What the task asks.
Word for word, print each line of the listing below; pictures stay out.

Recorded data.

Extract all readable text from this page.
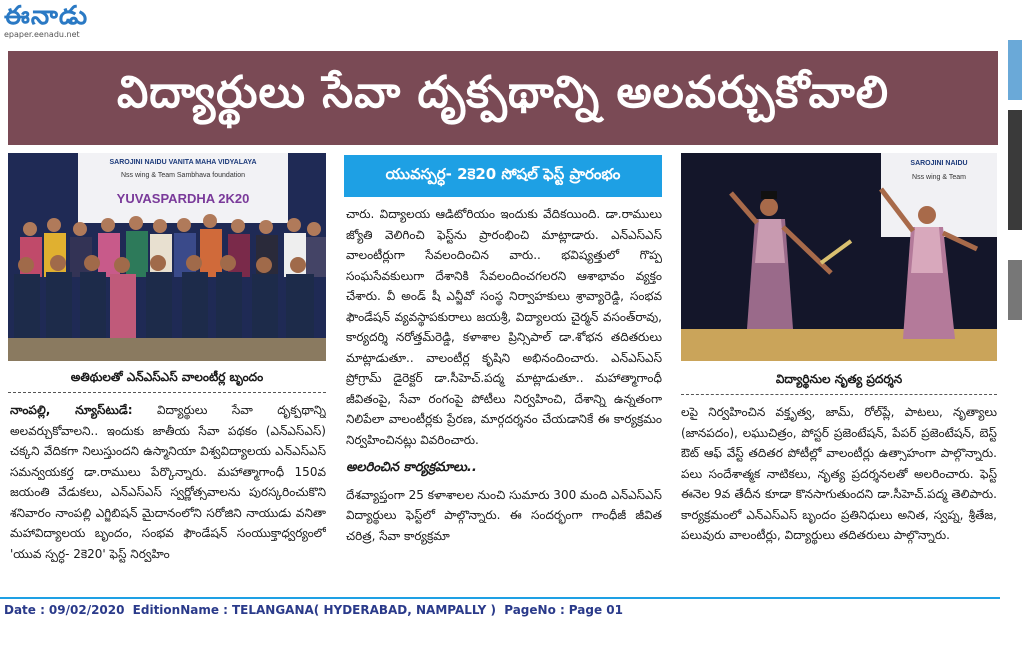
ఈనాడు
epaper.eenadu.net
విద్యార్థులు సేవా దృక్పథాన్ని అలవర్చుకోవాలి
SAROJINI NAIDU VANITA MAHA VIDYALAYA
Nss wing & Team Sambhava foundation
YUVASPARDHA 2K20
అతిథులతో ఎన్‌ఎస్‌ఎస్ వాలంటీర్ల బృందం
యువస్పర్ధ- 2కె20 సోషల్ ఫెస్ట్ ప్రారంభం
SAROJINI NAIDU
Nss wing & Team
విద్యార్థినుల నృత్య ప్రదర్శన

నాంపల్లి, న్యూస్‌టుడే: విద్యార్థులు సేవా దృక్పథాన్ని అలవర్చుకోవాలని.. ఇందుకు జాతీయ సేవా పథకం (ఎన్ఎస్ఎస్) చక్కని వేదికగా నిలుస్తుందని ఉస్మానియా విశ్వవిద్యాలయ ఎన్‌ఎస్‌ఎస్ సమన్వయకర్త డా.రాములు పేర్కొన్నారు. మహాత్మాగాంధీ 150వ జయంతి వేడుకలు, ఎన్‌ఎస్‌ఎస్ స్వర్ణోత్సవాలను పురస్కరించుకొని శనివారం నాంపల్లి ఎగ్జిబిషన్ మైదానంలోని సరోజిని నాయుడు వనితా మహావిద్యాలయ బృందం, సంభవ ఫౌండేషన్ సంయుక్తాధ్వర్యంలో 'యువ స్పర్ధ- 2కె20' ఫెస్ట్ నిర్వహిం

చారు. విద్యాలయ ఆడిటోరియం ఇందుకు వేదికయింది. డా.రాములు జ్యోతి వెలిగించి ఫెస్ట్‌ను ప్రారంభించి మాట్లాడారు. ఎన్‌ఎస్‌ఎస్ వాలంటీర్లుగా సేవలందించిన వారు.. భవిష్యత్తులో గొప్ప సంఘసేవకులుగా దేశానికి సేవలందించగలరని ఆశాభావం వ్యక్తం చేశారు. వీ అండ్ షీ ఎన్జీవో సంస్థ నిర్వాహకులు శ్రావ్యారెడ్డి, సంభవ ఫౌండేషన్ వ్యవస్థాపకురాలు జయశ్రీ, విద్యాలయ చైర్మన్ వసంత్‌రావు, కార్యదర్శి నరోత్తమ్‌రెడ్డి, కళాశాల ప్రిన్సిపాల్ డా.శోభన తదితరులు మాట్లాడుతూ.. వాలంటీర్ల కృషిని అభినందించారు. ఎన్‌ఎస్‌ఎస్ ప్రోగ్రామ్ డైరెక్టర్ డా.సీహెచ్.పద్మ మాట్లాడుతూ.. మహాత్మాగాంధీ జీవితంపై, సేవా రంగంపై పోటీలు నిర్వహించి, దేశాన్ని ఉన్నతంగా నిలిపేలా వాలంటీర్లకు ప్రేరణ, మార్గదర్శనం చేయడానికే ఈ కార్యక్రమం నిర్వహించినట్లు వివరించారు.

అలరించిన కార్యక్రమాలు..

దేశవ్యాప్తంగా 25 కళాశాలల నుంచి సుమారు 300 మంది ఎన్‌ఎస్‌ఎస్ విద్యార్థులు ఫెస్ట్‌లో పాల్గొన్నారు. ఈ సందర్భంగా గాంధీజీ జీవిత చరిత్ర, సేవా కార్యక్రమా

లపై నిర్వహించిన వక్తృత్వ, జామ్, రోల్‌ప్లే, పాటలు, నృత్యాలు (జానపదం), లఘుచిత్రం, పోస్టర్ ప్రజెంటేషన్, పేపర్ ప్రజెంటేషన్, బెస్ట్ ఔట్ ఆఫ్ వేస్ట్ తదితర పోటీల్లో వాలంటీర్లు ఉత్సాహంగా పాల్గొన్నారు. పలు సందేశాత్మక నాటికలు, నృత్య ప్రదర్శనలతో అలరించారు. ఫెస్ట్ ఈనెల 9వ తేదీన కూడా కొనసాగుతుందని డా.సీహెచ్.పద్మ తెలిపారు. కార్యక్రమంలో ఎన్‌ఎస్‌ఎస్ బృందం ప్రతినిధులు అనిత, స్వప్న, శ్రీతేజ, పలువురు వాలంటీర్లు, విద్యార్థులు తదితరులు పాల్గొన్నారు.

Date : 09/02/2020 EditionName : TELANGANA( HYDERABAD, NAMPALLY ) PageNo : Page 01
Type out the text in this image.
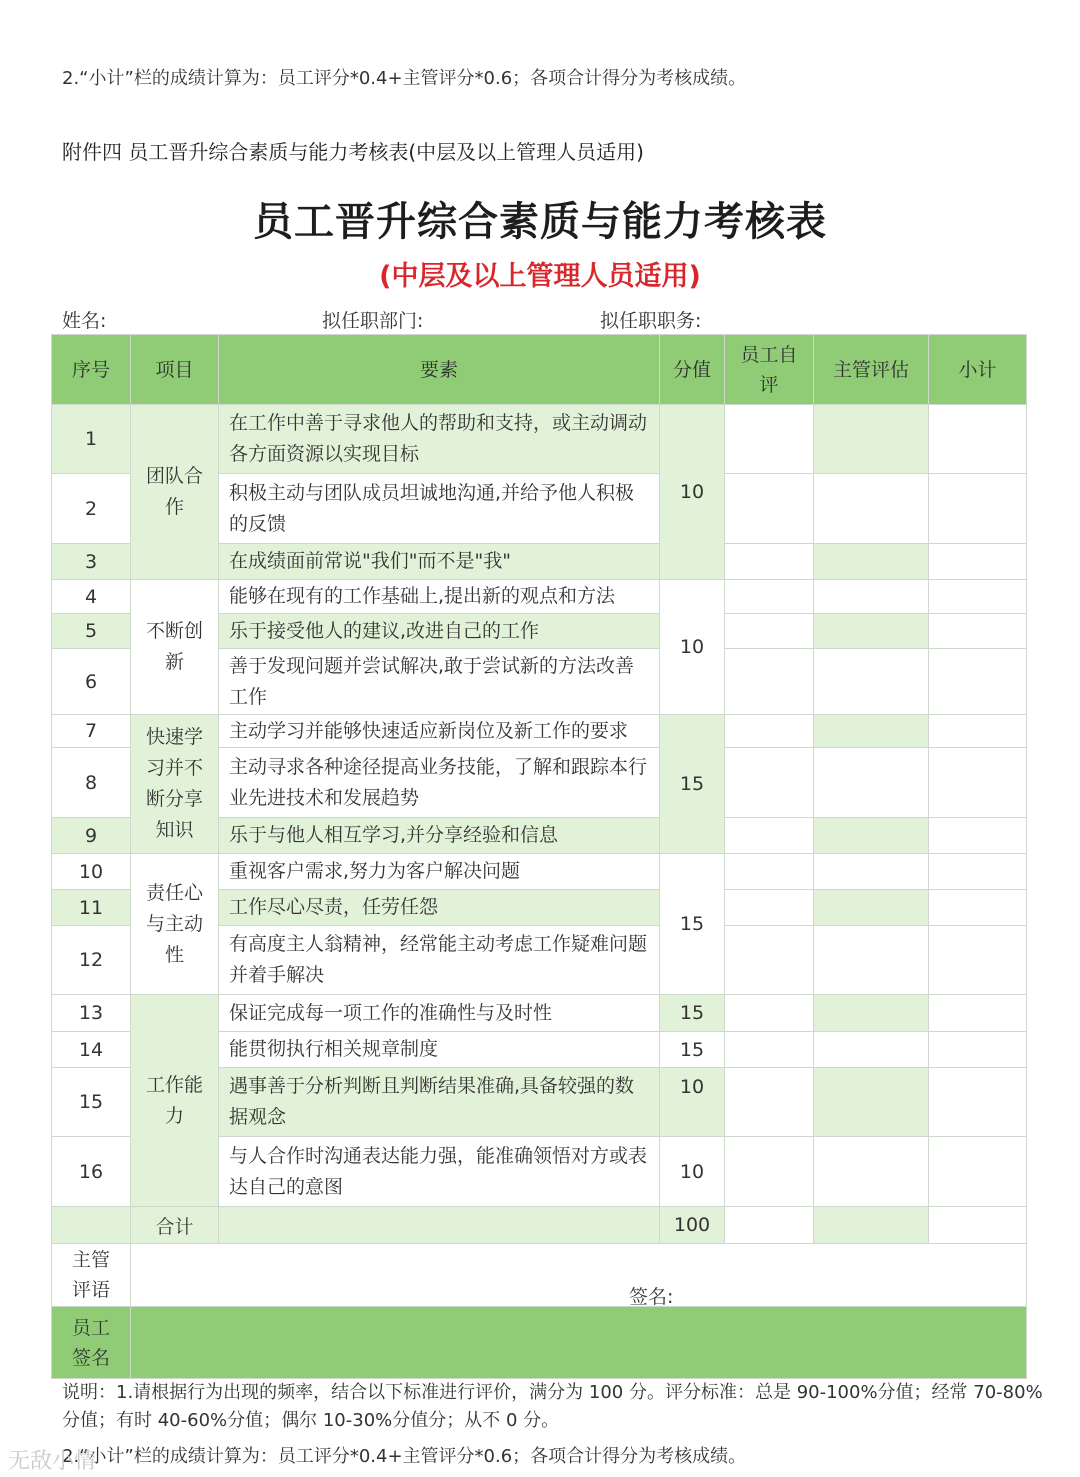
2.“小计”栏的成绩计算为：员工评分*0.4+主管评分*0.6；各项合计得分为考核成绩。
附件四 员工晋升综合素质与能力考核表(中层及以上管理人员适用)
员工晋升综合素质与能力考核表
(中层及以上管理人员适用)
姓名:	拟任职部门:	拟任职职务:
序号	项目	要素	分值	员工自评	主管评估	小计
1	团队合作	在工作中善于寻求他人的帮助和支持，或主动调动各方面资源以实现目标	10			
2		积极主动与团队成员坦诚地沟通,并给予他人积极的反馈				
3		在成绩面前常说"我们"而不是"我"				
4	不断创新	能够在现有的工作基础上,提出新的观点和方法	10			
5		乐于接受他人的建议,改进自己的工作				
6		善于发现问题并尝试解决,敢于尝试新的方法改善工作				
7	快速学习并不断分享知识	主动学习并能够快速适应新岗位及新工作的要求	15			
8		主动寻求各种途径提高业务技能，了解和跟踪本行业先进技术和发展趋势				
9		乐于与他人相互学习,并分享经验和信息				
10	责任心与主动性	重视客户需求,努力为客户解决问题	15			
11		工作尽心尽责，任劳任怨				
12		有高度主人翁精神，经常能主动考虑工作疑难问题并着手解决				
13	工作能力	保证完成每一项工作的准确性与及时性	15			
14		能贯彻执行相关规章制度	15			
15		遇事善于分析判断且判断结果准确,具备较强的数据观念	10			
16		与人合作时沟通表达能力强，能准确领悟对方或表达自己的意图	10			
	合计		100			
主管评语	签名:					

员工签名						
说明：1.请根据行为出现的频率，结合以下标准进行评价，满分为 100 分。评分标准：总是 90-100%分值；经常 70-80%
分值；有时 40-60%分值；偶尔 10-30%分值分；从不 0 分。
2.“小计”栏的成绩计算为：员工评分*0.4+主管评分*0.6；各项合计得分为考核成绩。
无敌小情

The response.
Extract all readable text from this page.
ఈనాడు
epaper.eenadu.net
విద్యార్థులు సేవా దృక్పథాన్ని అలవర్చుకోవాలి
SAROJINI NAIDU VANITA MAHA VIDYALAYA
Nss wing & Team Sambhava foundation
YUVASPARDHA 2K20
అతిథులతో ఎన్‌ఎస్‌ఎస్ వాలంటీర్ల బృందం
యువస్పర్ధ- 2కె20 సోషల్ ఫెస్ట్ ప్రారంభం
SAROJINI NAIDU
Nss wing & Team
విద్యార్థినుల నృత్య ప్రదర్శన

నాంపల్లి, న్యూస్‌టుడే: విద్యార్థులు సేవా దృక్పథాన్ని అలవర్చుకోవాలని.. ఇందుకు జాతీయ సేవా పథకం (ఎన్ఎస్ఎస్) చక్కని వేదికగా నిలుస్తుందని ఉస్మానియా విశ్వవిద్యాలయ ఎన్‌ఎస్‌ఎస్ సమన్వయకర్త డా.రాములు పేర్కొన్నారు. మహాత్మాగాంధీ 150వ జయంతి వేడుకలు, ఎన్‌ఎస్‌ఎస్ స్వర్ణోత్సవాలను పురస్కరించుకొని శనివారం నాంపల్లి ఎగ్జిబిషన్ మైదానంలోని సరోజిని నాయుడు వనితా మహావిద్యాలయ బృందం, సంభవ ఫౌండేషన్ సంయుక్తాధ్వర్యంలో 'యువ స్పర్ధ- 2కె20' ఫెస్ట్ నిర్వహిం

చారు. విద్యాలయ ఆడిటోరియం ఇందుకు వేదికయింది. డా.రాములు జ్యోతి వెలిగించి ఫెస్ట్‌ను ప్రారంభించి మాట్లాడారు. ఎన్‌ఎస్‌ఎస్ వాలంటీర్లుగా సేవలందించిన వారు.. భవిష్యత్తులో గొప్ప సంఘసేవకులుగా దేశానికి సేవలందించగలరని ఆశాభావం వ్యక్తం చేశారు. వీ అండ్ షీ ఎన్జీవో సంస్థ నిర్వాహకులు శ్రావ్యారెడ్డి, సంభవ ఫౌండేషన్ వ్యవస్థాపకురాలు జయశ్రీ, విద్యాలయ చైర్మన్ వసంత్‌రావు, కార్యదర్శి నరోత్తమ్‌రెడ్డి, కళాశాల ప్రిన్సిపాల్ డా.శోభన తదితరులు మాట్లాడుతూ.. వాలంటీర్ల కృషిని అభినందించారు. ఎన్‌ఎస్‌ఎస్ ప్రోగ్రామ్ డైరెక్టర్ డా.సీహెచ్.పద్మ మాట్లాడుతూ.. మహాత్మాగాంధీ జీవితంపై, సేవా రంగంపై పోటీలు నిర్వహించి, దేశాన్ని ఉన్నతంగా నిలిపేలా వాలంటీర్లకు ప్రేరణ, మార్గదర్శనం చేయడానికే ఈ కార్యక్రమం నిర్వహించినట్లు వివరించారు.

అలరించిన కార్యక్రమాలు..

దేశవ్యాప్తంగా 25 కళాశాలల నుంచి సుమారు 300 మంది ఎన్‌ఎస్‌ఎస్ విద్యార్థులు ఫెస్ట్‌లో పాల్గొన్నారు. ఈ సందర్భంగా గాంధీజీ జీవిత చరిత్ర, సేవా కార్యక్రమా

లపై నిర్వహించిన వక్తృత్వ, జామ్, రోల్‌ప్లే, పాటలు, నృత్యాలు (జానపదం), లఘుచిత్రం, పోస్టర్ ప్రజెంటేషన్, పేపర్ ప్రజెంటేషన్, బెస్ట్ ఔట్ ఆఫ్ వేస్ట్ తదితర పోటీల్లో వాలంటీర్లు ఉత్సాహంగా పాల్గొన్నారు. పలు సందేశాత్మక నాటికలు, నృత్య ప్రదర్శనలతో అలరించారు. ఫెస్ట్ ఈనెల 9వ తేదీన కూడా కొనసాగుతుందని డా.సీహెచ్.పద్మ తెలిపారు. కార్యక్రమంలో ఎన్‌ఎస్‌ఎస్ బృందం ప్రతినిధులు అనిత, స్వప్న, శ్రీతేజ, పలువురు వాలంటీర్లు, విద్యార్థులు తదితరులు పాల్గొన్నారు.

Date : 09/02/2020 EditionName : TELANGANA( HYDERABAD, NAMPALLY ) PageNo : Page 01
Type out the text in this image.
2.“小计”栏的成绩计算为：员工评分*0.4+主管评分*0.6；各项合计得分为考核成绩。
附件四 员工晋升综合素质与能力考核表(中层及以上管理人员适用)
员工晋升综合素质与能力考核表
(中层及以上管理人员适用)
姓名:	拟任职部门:	拟任职职务:
序号	项目	要素	分值	员工自评	主管评估	小计
1	团队合作	在工作中善于寻求他人的帮助和支持，或主动调动各方面资源以实现目标	10			
2		积极主动与团队成员坦诚地沟通,并给予他人积极的反馈				
3		在成绩面前常说"我们"而不是"我"				
4	不断创新	能够在现有的工作基础上,提出新的观点和方法	10			
5		乐于接受他人的建议,改进自己的工作				
6		善于发现问题并尝试解决,敢于尝试新的方法改善工作				
7	快速学习并不断分享知识	主动学习并能够快速适应新岗位及新工作的要求	15			
8		主动寻求各种途径提高业务技能，了解和跟踪本行业先进技术和发展趋势				
9		乐于与他人相互学习,并分享经验和信息				
10	责任心与主动性	重视客户需求,努力为客户解决问题	15			
11		工作尽心尽责，任劳任怨				
12		有高度主人翁精神，经常能主动考虑工作疑难问题并着手解决				
13	工作能力	保证完成每一项工作的准确性与及时性	15			
14		能贯彻执行相关规章制度	15			
15		遇事善于分析判断且判断结果准确,具备较强的数据观念	10			
16		与人合作时沟通表达能力强，能准确领悟对方或表达自己的意图	10			
	合计		100			
主管评语	签名:					

员工签名						
说明：1.请根据行为出现的频率，结合以下标准进行评价，满分为 100 分。评分标准：总是 90-100%分值；经常 70-80%
分值；有时 40-60%分值；偶尔 10-30%分值分；从不 0 分。
2.“小计”栏的成绩计算为：员工评分*0.4+主管评分*0.6；各项合计得分为考核成绩。
无敌小情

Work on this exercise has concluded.